»»

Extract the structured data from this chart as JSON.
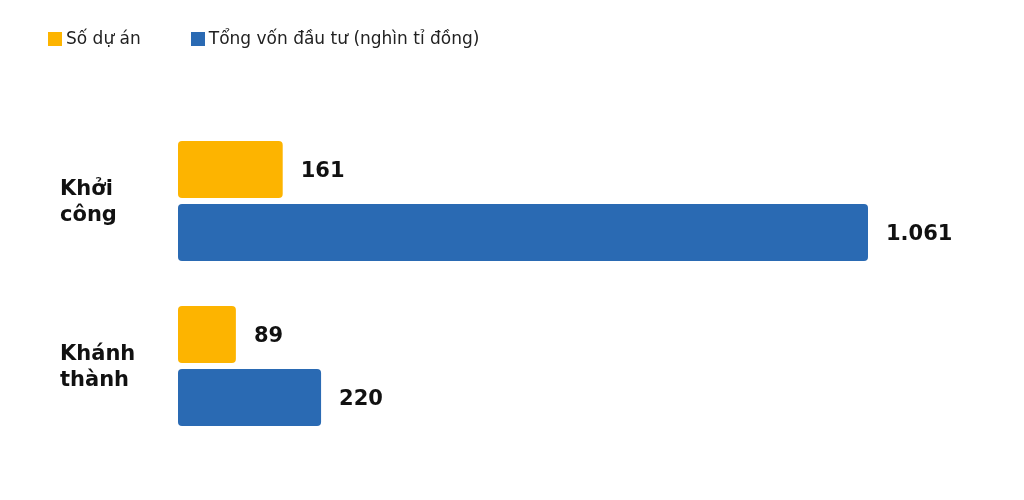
{
  "chart_data": {
    "type": "bar",
    "orientation": "horizontal",
    "categories": [
      "Khởi công",
      "Khánh thành"
    ],
    "series": [
      {
        "name": "Số dự án",
        "color": "#fdb400",
        "values": [
          161,
          89
        ],
        "value_labels": [
          "161",
          "89"
        ]
      },
      {
        "name": "Tổng vốn đầu tư (nghìn tỉ đồng)",
        "color": "#2a6ab3",
        "values": [
          1061,
          220
        ],
        "value_labels": [
          "1.061",
          "220"
        ]
      }
    ],
    "legend": "top left"
  }
}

««

Exercise: Give only the count of lines in this material that contain the string "name".

The response: 2